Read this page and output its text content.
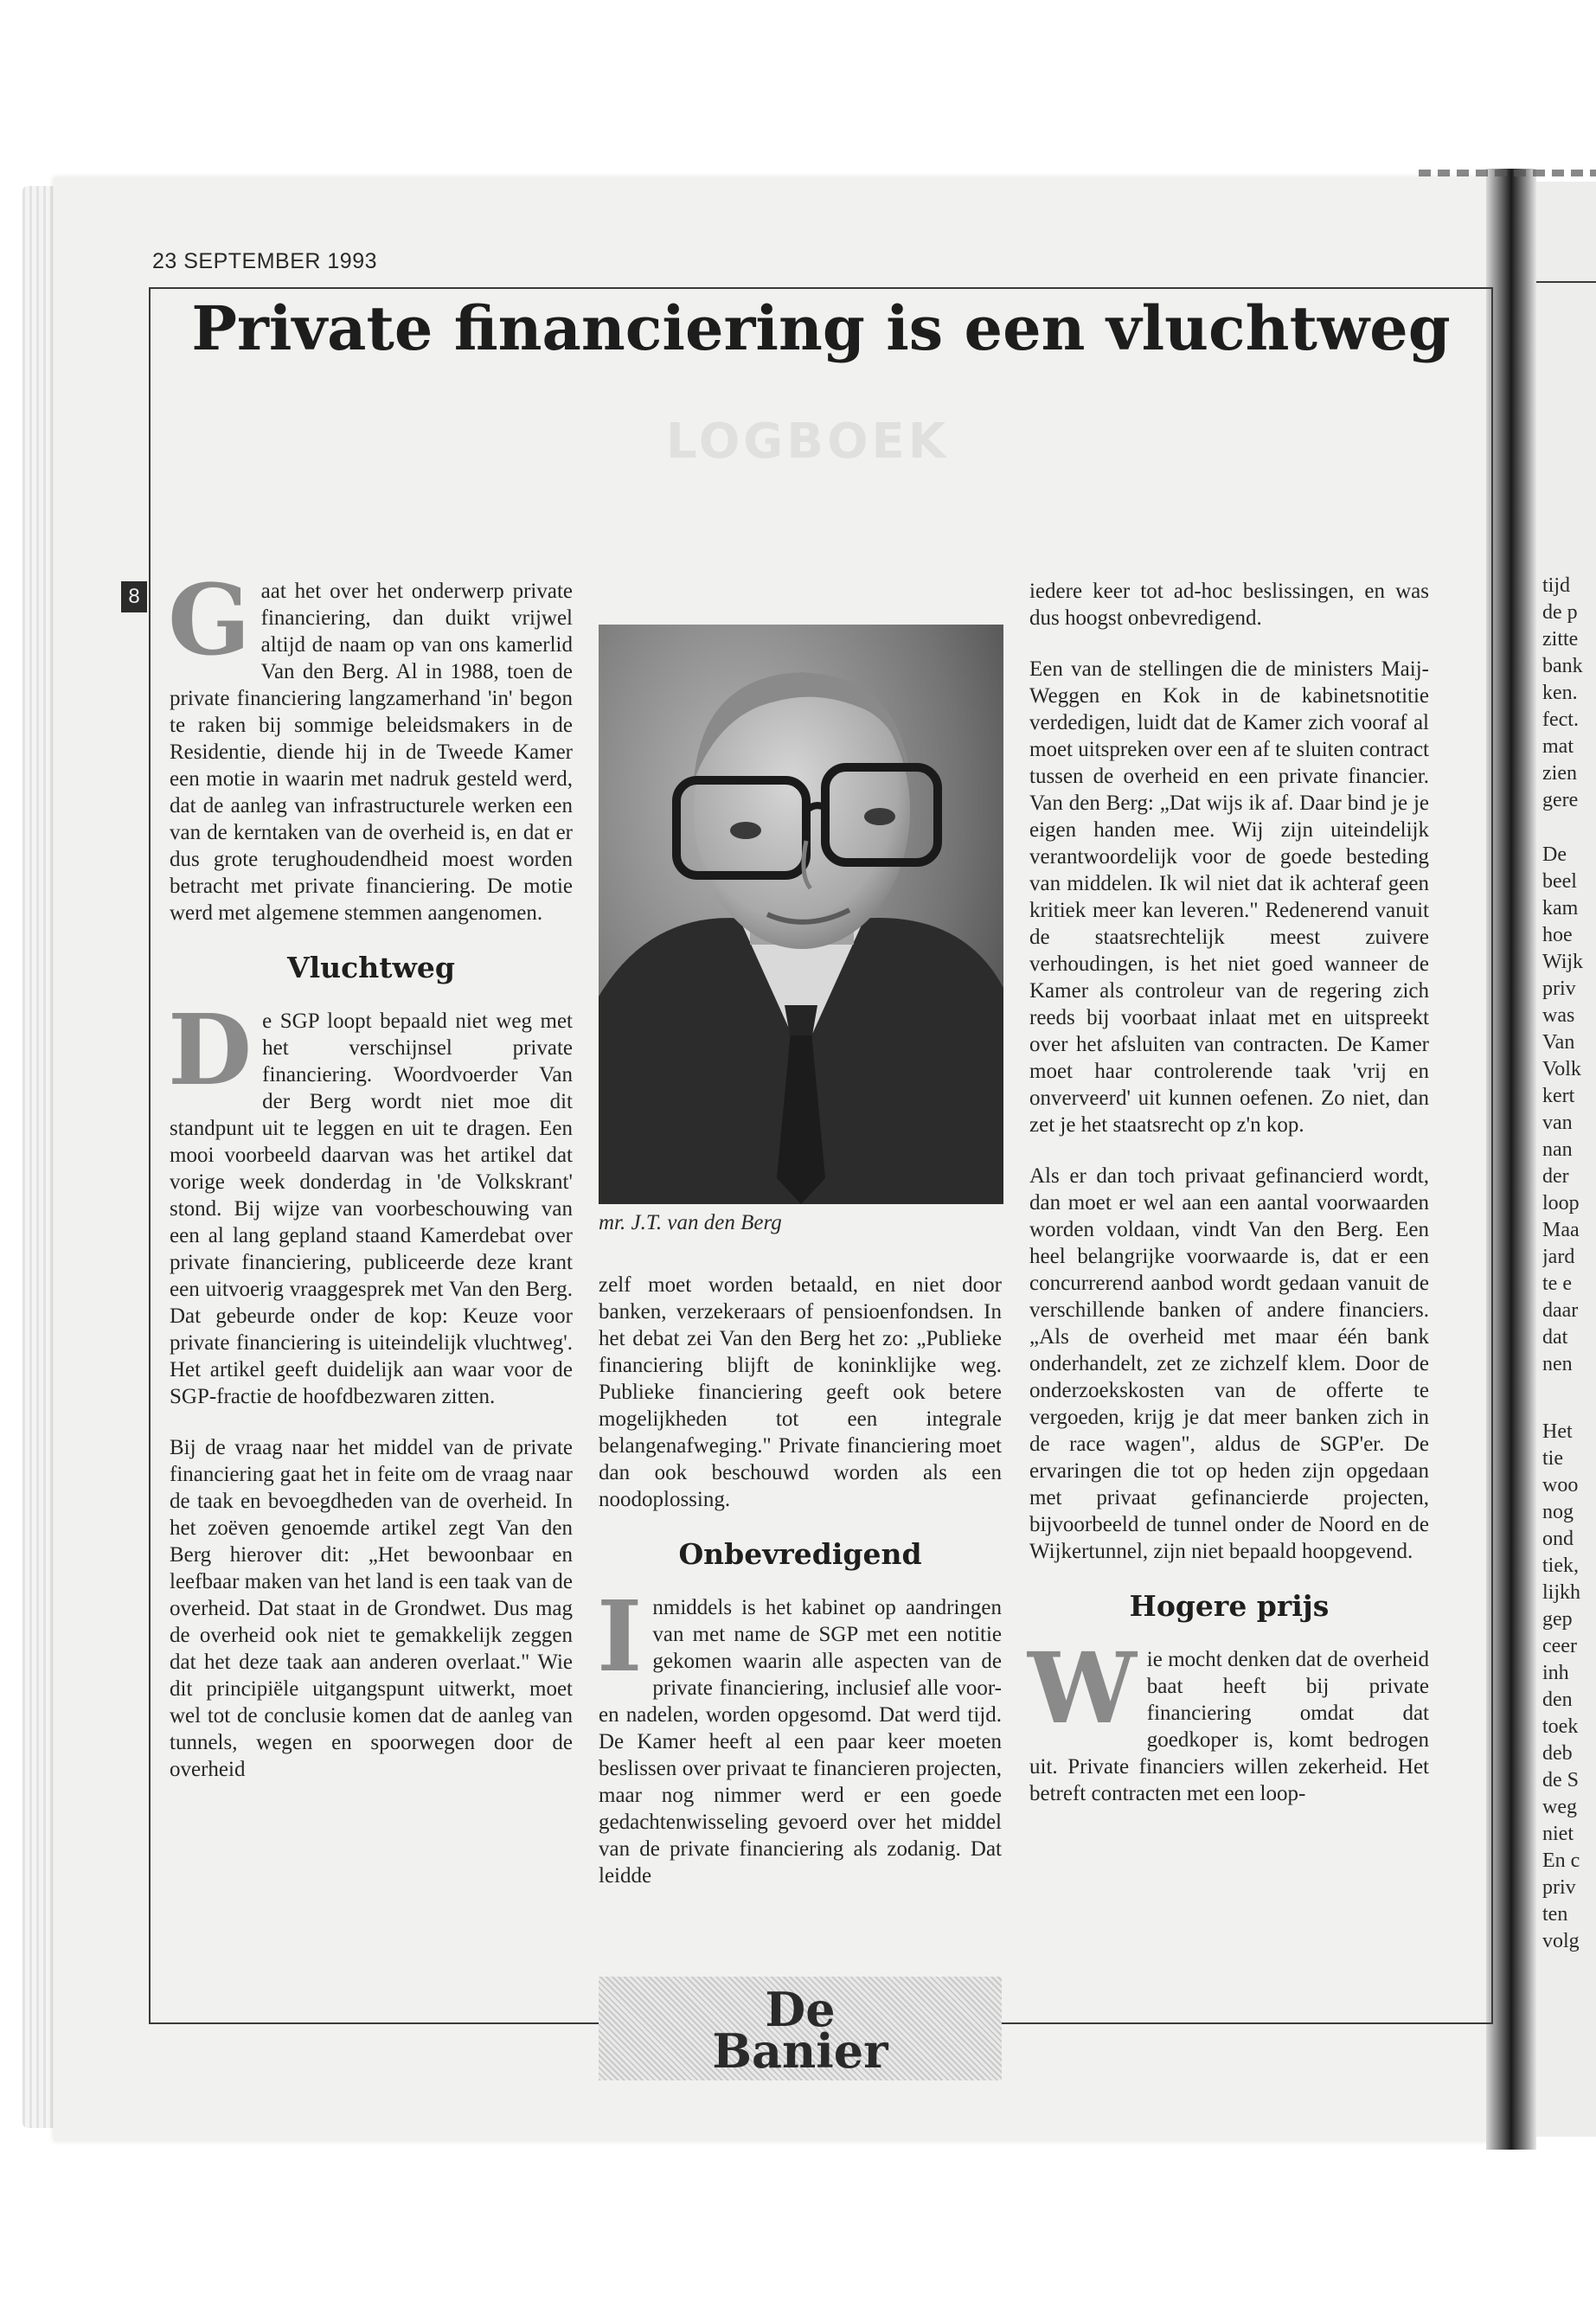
23 SEPTEMBER 1993
Private financiering is een vluchtweg
LOGBOEK
8 Gaat het over het onderwerp private financiering, dan duikt vrijwel altijd de naam op van ons kamerlid Van den Berg. Al in 1988, toen de private financiering langzamerhand 'in' begon te raken bij sommige beleidsmakers in de Residentie, diende hij in de Tweede Kamer een motie in waarin met nadruk gesteld werd, dat de aanleg van infrastructurele werken een van de kerntaken van de overheid is, en dat er dus grote terughoudendheid moest worden betracht met private financiering. De motie werd met algemene stemmen aangenomen.

Vluchtweg

De SGP loopt bepaald niet weg met het verschijnsel private financiering. Woordvoerder Van der Berg wordt niet moe dit standpunt uit te leggen en uit te dragen. Een mooi voorbeeld daarvan was het artikel dat vorige week donderdag in 'de Volkskrant' stond. Bij wijze van voorbeschouwing van een al lang gepland staand Kamerdebat over private financiering, publiceerde deze krant een uitvoerig vraaggesprek met Van den Berg. Dat gebeurde onder de kop: Keuze voor private financiering is uiteindelijk vluchtweg'. Het artikel geeft duidelijk aan waar voor de SGP-fractie de hoofdbezwaren zitten.

Bij de vraag naar het middel van de private financiering gaat het in feite om de vraag naar de taak en bevoegdheden van de overheid. In het zoëven genoemde artikel zegt Van den Berg hierover dit: „Het bewoonbaar en leefbaar maken van het land is een taak van de overheid. Dat staat in de Grondwet. Dus mag de overheid ook niet te gemakkelijk zeggen dat het deze taak aan anderen overlaat." Wie dit principiële uitgangspunt uitwerkt, moet wel tot de conclusie komen dat de aanleg van tunnels, wegen en spoorwegen door de overheid

mr. J.T. van den Berg

zelf moet worden betaald, en niet door banken, verzekeraars of pensioenfondsen. In het debat zei Van den Berg het zo: „Publieke financiering blijft de koninklijke weg. Publieke financiering geeft ook betere mogelijkheden tot een integrale belangenafweging." Private financiering moet dan ook beschouwd worden als een noodoplossing.

Onbevredigend

Inmiddels is het kabinet op aandringen van met name de SGP met een notitie gekomen waarin alle aspecten van de private financiering, inclusief alle voor- en nadelen, worden opgesomd. Dat werd tijd. De Kamer heeft al een paar keer moeten beslissen over privaat te financieren projecten, maar nog nimmer werd er een goede gedachtenwisseling gevoerd over het middel van de private financiering als zodanig. Dat leidde

De
Banier

iedere keer tot ad-hoc beslissingen, en was dus hoogst onbevredigend.

Een van de stellingen die de ministers Maij-Weggen en Kok in de kabinetsnotitie verdedigen, luidt dat de Kamer zich vooraf al moet uitspreken over een af te sluiten contract tussen de overheid en een private financier. Van den Berg: „Dat wijs ik af. Daar bind je je eigen handen mee. Wij zijn uiteindelijk verantwoordelijk voor de goede besteding van middelen. Ik wil niet dat ik achteraf geen kritiek meer kan leveren." Redenerend vanuit de staatsrechtelijk meest zuivere verhoudingen, is het niet goed wanneer de Kamer als controleur van de regering zich reeds bij voorbaat inlaat met en uitspreekt over het afsluiten van contracten. De Kamer moet haar controlerende taak 'vrij en onverveerd' uit kunnen oefenen. Zo niet, dan zet je het staatsrecht op z'n kop.

Als er dan toch privaat gefinancierd wordt, dan moet er wel aan een aantal voorwaarden worden voldaan, vindt Van den Berg. Een heel belangrijke voorwaarde is, dat er een concurrerend aanbod wordt gedaan vanuit de verschillende banken of andere financiers. „Als de overheid met maar één bank onderhandelt, zet ze zichzelf klem. Door de onderzoekskosten van de offerte te vergoeden, krijg je dat meer banken zich in de race wagen", aldus de SGP'er. De ervaringen die tot op heden zijn opgedaan met privaat gefinancierde projecten, bijvoorbeeld de tunnel onder de Noord en de Wijkertunnel, zijn niet bepaald hoopgevend.

Hogere prijs

Wie mocht denken dat de overheid baat heeft bij private financiering omdat dat goedkoper is, komt bedrogen uit. Private financiers willen zekerheid. Het betreft contracten met een loop-

tijd
de p
zitte
bank
ken.
fect.
mat
zien
gere
De
beel
kam
hoe
Wijk
priv
was
Van
Volk
kert
van
nan
der
loop
Maa
jard
te e
daar
dat
nen
Het
tie
woo
nog
ond
tiek,
lijkh
gep
ceer
inh
den
toek
deb
de S
weg
niet
En c
priv
ten
volg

################

**Task requirements**
Every record must be transcribed faithfully, with no picture carried over.

**Reply to the task**
Read this page and output its text content.
23 SEPTEMBER 1993
Private financiering is een vluchtweg
LOGBOEK
8 Gaat het over het onderwerp private financiering, dan duikt vrijwel altijd de naam op van ons kamerlid Van den Berg. Al in 1988, toen de private financiering langzamerhand 'in' begon te raken bij sommige beleidsmakers in de Residentie, diende hij in de Tweede Kamer een motie in waarin met nadruk gesteld werd, dat de aanleg van infrastructurele werken een van de kerntaken van de overheid is, en dat er dus grote terughoudendheid moest worden betracht met private financiering. De motie werd met algemene stemmen aangenomen.

Vluchtweg

De SGP loopt bepaald niet weg met het verschijnsel private financiering. Woordvoerder Van der Berg wordt niet moe dit standpunt uit te leggen en uit te dragen. Een mooi voorbeeld daarvan was het artikel dat vorige week donderdag in 'de Volkskrant' stond. Bij wijze van voorbeschouwing van een al lang gepland staand Kamerdebat over private financiering, publiceerde deze krant een uitvoerig vraaggesprek met Van den Berg. Dat gebeurde onder de kop: Keuze voor private financiering is uiteindelijk vluchtweg'. Het artikel geeft duidelijk aan waar voor de SGP-fractie de hoofdbezwaren zitten.

Bij de vraag naar het middel van de private financiering gaat het in feite om de vraag naar de taak en bevoegdheden van de overheid. In het zoëven genoemde artikel zegt Van den Berg hierover dit: „Het bewoonbaar en leefbaar maken van het land is een taak van de overheid. Dat staat in de Grondwet. Dus mag de overheid ook niet te gemakkelijk zeggen dat het deze taak aan anderen overlaat." Wie dit principiële uitgangspunt uitwerkt, moet wel tot de conclusie komen dat de aanleg van tunnels, wegen en spoorwegen door de overheid

mr. J.T. van den Berg

zelf moet worden betaald, en niet door banken, verzekeraars of pensioenfondsen. In het debat zei Van den Berg het zo: „Publieke financiering blijft de koninklijke weg. Publieke financiering geeft ook betere mogelijkheden tot een integrale belangenafweging." Private financiering moet dan ook beschouwd worden als een noodoplossing.

Onbevredigend

Inmiddels is het kabinet op aandringen van met name de SGP met een notitie gekomen waarin alle aspecten van de private financiering, inclusief alle voor- en nadelen, worden opgesomd. Dat werd tijd. De Kamer heeft al een paar keer moeten beslissen over privaat te financieren projecten, maar nog nimmer werd er een goede gedachtenwisseling gevoerd over het middel van de private financiering als zodanig. Dat leidde

De
Banier

iedere keer tot ad-hoc beslissingen, en was dus hoogst onbevredigend.

Een van de stellingen die de ministers Maij-Weggen en Kok in de kabinetsnotitie verdedigen, luidt dat de Kamer zich vooraf al moet uitspreken over een af te sluiten contract tussen de overheid en een private financier. Van den Berg: „Dat wijs ik af. Daar bind je je eigen handen mee. Wij zijn uiteindelijk verantwoordelijk voor de goede besteding van middelen. Ik wil niet dat ik achteraf geen kritiek meer kan leveren." Redenerend vanuit de staatsrechtelijk meest zuivere verhoudingen, is het niet goed wanneer de Kamer als controleur van de regering zich reeds bij voorbaat inlaat met en uitspreekt over het afsluiten van contracten. De Kamer moet haar controlerende taak 'vrij en onverveerd' uit kunnen oefenen. Zo niet, dan zet je het staatsrecht op z'n kop.

Als er dan toch privaat gefinancierd wordt, dan moet er wel aan een aantal voorwaarden worden voldaan, vindt Van den Berg. Een heel belangrijke voorwaarde is, dat er een concurrerend aanbod wordt gedaan vanuit de verschillende banken of andere financiers. „Als de overheid met maar één bank onderhandelt, zet ze zichzelf klem. Door de onderzoekskosten van de offerte te vergoeden, krijg je dat meer banken zich in de race wagen", aldus de SGP'er. De ervaringen die tot op heden zijn opgedaan met privaat gefinancierde projecten, bijvoorbeeld de tunnel onder de Noord en de Wijkertunnel, zijn niet bepaald hoopgevend.

Hogere prijs

Wie mocht denken dat de overheid baat heeft bij private financiering omdat dat goedkoper is, komt bedrogen uit. Private financiers willen zekerheid. Het betreft contracten met een loop-

tijd
de p
zitte
bank
ken.
fect.
mat
zien
gere
De
beel
kam
hoe
Wijk
priv
was
Van
Volk
kert
van
nan
der
loop
Maa
jard
te e
daar
dat
nen
Het
tie
woo
nog
ond
tiek,
lijkh
gep
ceer
inh
den
toek
deb
de S
weg
niet
En c
priv
ten
volg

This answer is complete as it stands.